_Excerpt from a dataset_
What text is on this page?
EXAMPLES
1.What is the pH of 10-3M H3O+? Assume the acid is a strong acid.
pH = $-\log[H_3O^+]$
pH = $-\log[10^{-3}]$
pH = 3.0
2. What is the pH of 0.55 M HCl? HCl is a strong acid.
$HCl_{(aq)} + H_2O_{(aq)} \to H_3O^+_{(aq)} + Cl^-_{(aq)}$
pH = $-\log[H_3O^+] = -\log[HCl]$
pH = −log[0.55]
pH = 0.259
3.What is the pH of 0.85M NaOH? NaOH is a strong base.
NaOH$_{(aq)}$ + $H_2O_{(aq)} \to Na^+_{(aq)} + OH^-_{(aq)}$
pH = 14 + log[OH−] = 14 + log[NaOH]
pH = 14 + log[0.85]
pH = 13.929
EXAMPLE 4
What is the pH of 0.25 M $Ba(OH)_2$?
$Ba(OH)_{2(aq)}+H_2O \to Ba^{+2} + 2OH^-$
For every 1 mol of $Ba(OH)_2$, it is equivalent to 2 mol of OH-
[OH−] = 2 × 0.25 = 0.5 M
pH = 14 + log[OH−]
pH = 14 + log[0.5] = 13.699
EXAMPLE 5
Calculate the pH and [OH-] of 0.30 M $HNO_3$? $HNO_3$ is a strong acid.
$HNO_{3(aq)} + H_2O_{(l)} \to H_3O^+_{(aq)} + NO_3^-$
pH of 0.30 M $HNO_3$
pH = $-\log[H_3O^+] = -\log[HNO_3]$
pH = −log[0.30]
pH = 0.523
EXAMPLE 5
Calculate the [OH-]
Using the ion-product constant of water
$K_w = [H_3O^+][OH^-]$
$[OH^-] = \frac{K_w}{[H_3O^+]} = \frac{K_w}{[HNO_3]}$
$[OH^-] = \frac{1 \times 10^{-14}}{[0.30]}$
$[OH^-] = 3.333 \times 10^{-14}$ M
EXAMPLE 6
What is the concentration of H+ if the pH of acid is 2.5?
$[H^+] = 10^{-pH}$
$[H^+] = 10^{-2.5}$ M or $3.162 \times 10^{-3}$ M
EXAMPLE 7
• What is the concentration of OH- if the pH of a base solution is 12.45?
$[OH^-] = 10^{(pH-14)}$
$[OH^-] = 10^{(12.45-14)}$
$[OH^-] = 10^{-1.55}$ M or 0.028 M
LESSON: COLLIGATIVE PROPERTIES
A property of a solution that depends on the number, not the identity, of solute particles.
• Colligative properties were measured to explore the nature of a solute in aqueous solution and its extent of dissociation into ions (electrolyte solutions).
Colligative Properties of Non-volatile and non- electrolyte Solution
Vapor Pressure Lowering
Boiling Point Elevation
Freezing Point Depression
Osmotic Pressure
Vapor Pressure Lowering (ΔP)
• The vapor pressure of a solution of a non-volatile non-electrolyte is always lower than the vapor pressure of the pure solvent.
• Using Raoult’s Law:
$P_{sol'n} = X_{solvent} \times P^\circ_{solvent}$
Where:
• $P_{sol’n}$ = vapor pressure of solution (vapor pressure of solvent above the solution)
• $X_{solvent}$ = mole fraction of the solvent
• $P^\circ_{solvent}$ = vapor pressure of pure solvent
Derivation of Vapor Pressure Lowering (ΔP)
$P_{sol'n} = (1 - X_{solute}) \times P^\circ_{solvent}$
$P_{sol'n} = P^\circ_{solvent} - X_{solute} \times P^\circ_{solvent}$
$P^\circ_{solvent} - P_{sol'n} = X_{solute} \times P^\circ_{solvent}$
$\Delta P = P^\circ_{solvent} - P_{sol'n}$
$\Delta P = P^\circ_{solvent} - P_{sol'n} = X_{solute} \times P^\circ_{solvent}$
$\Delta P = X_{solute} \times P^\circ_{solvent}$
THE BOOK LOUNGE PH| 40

_YOUR INSTRUCTIONS_
Return all of the data word for word.

_SOLUTION TO THE EXERCISE_
What text is on this page?
EXAMPLES
1.What is the pH of 10-3M H3O+? Assume the acid is a strong acid.
pH = $-\log[H_3O^+]$
pH = $-\log[10^{-3}]$
pH = 3.0
2. What is the pH of 0.55 M HCl? HCl is a strong acid.
$HCl_{(aq)} + H_2O_{(aq)} \to H_3O^+_{(aq)} + Cl^-_{(aq)}$
pH = $-\log[H_3O^+] = -\log[HCl]$
pH = −log[0.55]
pH = 0.259
3.What is the pH of 0.85M NaOH? NaOH is a strong base.
NaOH$_{(aq)}$ + $H_2O_{(aq)} \to Na^+_{(aq)} + OH^-_{(aq)}$
pH = 14 + log[OH−] = 14 + log[NaOH]
pH = 14 + log[0.85]
pH = 13.929
EXAMPLE 4
What is the pH of 0.25 M $Ba(OH)_2$?
$Ba(OH)_{2(aq)}+H_2O \to Ba^{+2} + 2OH^-$
For every 1 mol of $Ba(OH)_2$, it is equivalent to 2 mol of OH-
[OH−] = 2 × 0.25 = 0.5 M
pH = 14 + log[OH−]
pH = 14 + log[0.5] = 13.699
EXAMPLE 5
Calculate the pH and [OH-] of 0.30 M $HNO_3$? $HNO_3$ is a strong acid.
$HNO_{3(aq)} + H_2O_{(l)} \to H_3O^+_{(aq)} + NO_3^-$
pH of 0.30 M $HNO_3$
pH = $-\log[H_3O^+] = -\log[HNO_3]$
pH = −log[0.30]
pH = 0.523
EXAMPLE 5
Calculate the [OH-]
Using the ion-product constant of water
$K_w = [H_3O^+][OH^-]$
$[OH^-] = \frac{K_w}{[H_3O^+]} = \frac{K_w}{[HNO_3]}$
$[OH^-] = \frac{1 \times 10^{-14}}{[0.30]}$
$[OH^-] = 3.333 \times 10^{-14}$ M
EXAMPLE 6
What is the concentration of H+ if the pH of acid is 2.5?
$[H^+] = 10^{-pH}$
$[H^+] = 10^{-2.5}$ M or $3.162 \times 10^{-3}$ M
EXAMPLE 7
• What is the concentration of OH- if the pH of a base solution is 12.45?
$[OH^-] = 10^{(pH-14)}$
$[OH^-] = 10^{(12.45-14)}$
$[OH^-] = 10^{-1.55}$ M or 0.028 M
LESSON: COLLIGATIVE PROPERTIES
A property of a solution that depends on the number, not the identity, of solute particles.
• Colligative properties were measured to explore the nature of a solute in aqueous solution and its extent of dissociation into ions (electrolyte solutions).
Colligative Properties of Non-volatile and non- electrolyte Solution
Vapor Pressure Lowering
Boiling Point Elevation
Freezing Point Depression
Osmotic Pressure
Vapor Pressure Lowering (ΔP)
• The vapor pressure of a solution of a non-volatile non-electrolyte is always lower than the vapor pressure of the pure solvent.
• Using Raoult’s Law:
$P_{sol'n} = X_{solvent} \times P^\circ_{solvent}$
Where:
• $P_{sol’n}$ = vapor pressure of solution (vapor pressure of solvent above the solution)
• $X_{solvent}$ = mole fraction of the solvent
• $P^\circ_{solvent}$ = vapor pressure of pure solvent
Derivation of Vapor Pressure Lowering (ΔP)
$P_{sol'n} = (1 - X_{solute}) \times P^\circ_{solvent}$
$P_{sol'n} = P^\circ_{solvent} - X_{solute} \times P^\circ_{solvent}$
$P^\circ_{solvent} - P_{sol'n} = X_{solute} \times P^\circ_{solvent}$
$\Delta P = P^\circ_{solvent} - P_{sol'n}$
$\Delta P = P^\circ_{solvent} - P_{sol'n} = X_{solute} \times P^\circ_{solvent}$
$\Delta P = X_{solute} \times P^\circ_{solvent}$
THE BOOK LOUNGE PH| 40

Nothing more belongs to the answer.